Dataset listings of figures
:::::

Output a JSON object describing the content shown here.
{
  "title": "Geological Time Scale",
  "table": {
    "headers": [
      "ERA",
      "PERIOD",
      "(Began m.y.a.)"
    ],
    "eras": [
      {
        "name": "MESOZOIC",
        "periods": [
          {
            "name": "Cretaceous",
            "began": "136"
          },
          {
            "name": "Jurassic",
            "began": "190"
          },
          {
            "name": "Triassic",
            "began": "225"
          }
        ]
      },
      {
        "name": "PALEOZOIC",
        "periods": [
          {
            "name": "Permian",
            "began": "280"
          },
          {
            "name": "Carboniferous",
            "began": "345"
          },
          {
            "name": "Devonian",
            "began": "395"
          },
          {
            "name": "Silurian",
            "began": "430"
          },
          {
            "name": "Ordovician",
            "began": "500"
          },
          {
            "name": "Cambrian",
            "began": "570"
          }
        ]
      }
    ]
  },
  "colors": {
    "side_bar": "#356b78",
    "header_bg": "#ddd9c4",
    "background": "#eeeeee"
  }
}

:::::

--- Task statement ---
Every line in the data that holds "name" should be copied out.

--- Reply ---
        "name": "MESOZOIC",
            "name": "Cretaceous",
            "name": "Jurassic",
            "name": "Triassic",
        "name": "PALEOZOIC",
            "name": "Permian",
            "name": "Carboniferous",
            "name": "Devonian",
            "name": "Silurian",
            "name": "Ordovician",
            "name": "Cambrian",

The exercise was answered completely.